GIVEN PROBLEM: Transcribe every line exactly. Leave the pictures behind.

EXCERPTED RECORDS:
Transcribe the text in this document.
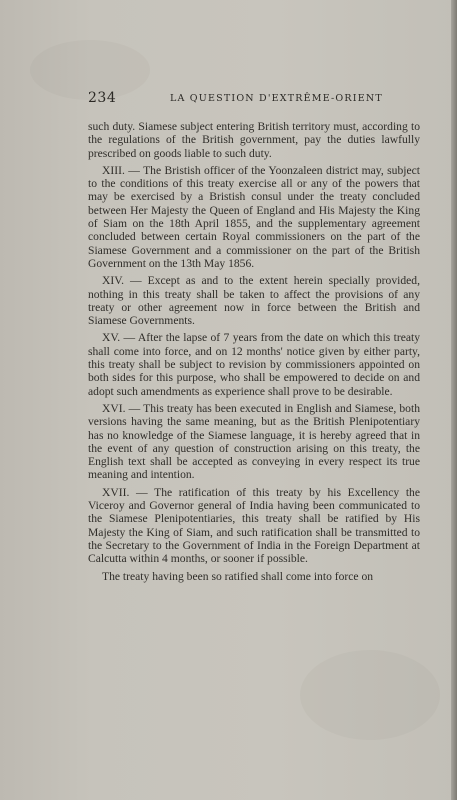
234	LA QUESTION D'EXTRÊME-ORIENT

such duty. Siamese subject entering British territory must, according to the regulations of the British government, pay the duties lawfully prescribed on goods liable to such duty.

XIII. — The Bristish officer of the Yoonzaleen district may, subject to the conditions of this treaty exercise all or any of the powers that may be exercised by a Bristish consul under the treaty concluded between Her Majesty the Queen of England and His Majesty the King of Siam on the 18th April 1855, and the supplementary agreement concluded between certain Royal commissioners on the part of the Siamese Government and a commissioner on the part of the British Government on the 13th May 1856.

XIV. — Except as and to the extent herein specially provided, nothing in this treaty shall be taken to affect the provisions of any treaty or other agreement now in force between the British and Siamese Governments.

XV. — After the lapse of 7 years from the date on which this treaty shall come into force, and on 12 months' notice given by either party, this treaty shall be subject to revision by commissioners appointed on both sides for this purpose, who shall be empowered to decide on and adopt such amendments as experience shall prove to be desirable.

XVI. — This treaty has been executed in English and Siamese, both versions having the same meaning, but as the British Plenipotentiary has no knowledge of the Siamese language, it is hereby agreed that in the event of any question of construction arising on this treaty, the English text shall be accepted as conveying in every respect its true meaning and intention.

XVII. — The ratification of this treaty by his Excellency the Viceroy and Governor general of India having been communicated to the Siamese Plenipotentiaries, this treaty shall be ratified by His Majesty the King of Siam, and such ratification shall be transmitted to the Secretary to the Government of India in the Foreign Department at Calcutta within 4 months, or sooner if possible.

The treaty having been so ratified shall come into force on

WRITTEN REPLY:
Transcribe the text in this document.
234	LA QUESTION D'EXTRÊME-ORIENT

such duty. Siamese subject entering British territory must, according to the regulations of the British government, pay the duties lawfully prescribed on goods liable to such duty.

XIII. — The Bristish officer of the Yoonzaleen district may, subject to the conditions of this treaty exercise all or any of the powers that may be exercised by a Bristish consul under the treaty concluded between Her Majesty the Queen of England and His Majesty the King of Siam on the 18th April 1855, and the supplementary agreement concluded between certain Royal commissioners on the part of the Siamese Government and a commissioner on the part of the British Government on the 13th May 1856.

XIV. — Except as and to the extent herein specially provided, nothing in this treaty shall be taken to affect the provisions of any treaty or other agreement now in force between the British and Siamese Governments.

XV. — After the lapse of 7 years from the date on which this treaty shall come into force, and on 12 months' notice given by either party, this treaty shall be subject to revision by commissioners appointed on both sides for this purpose, who shall be empowered to decide on and adopt such amendments as experience shall prove to be desirable.

XVI. — This treaty has been executed in English and Siamese, both versions having the same meaning, but as the British Plenipotentiary has no knowledge of the Siamese language, it is hereby agreed that in the event of any question of construction arising on this treaty, the English text shall be accepted as conveying in every respect its true meaning and intention.

XVII. — The ratification of this treaty by his Excellency the Viceroy and Governor general of India having been communicated to the Siamese Plenipotentiaries, this treaty shall be ratified by His Majesty the King of Siam, and such ratification shall be transmitted to the Secretary to the Government of India in the Foreign Department at Calcutta within 4 months, or sooner if possible.

The treaty having been so ratified shall come into force on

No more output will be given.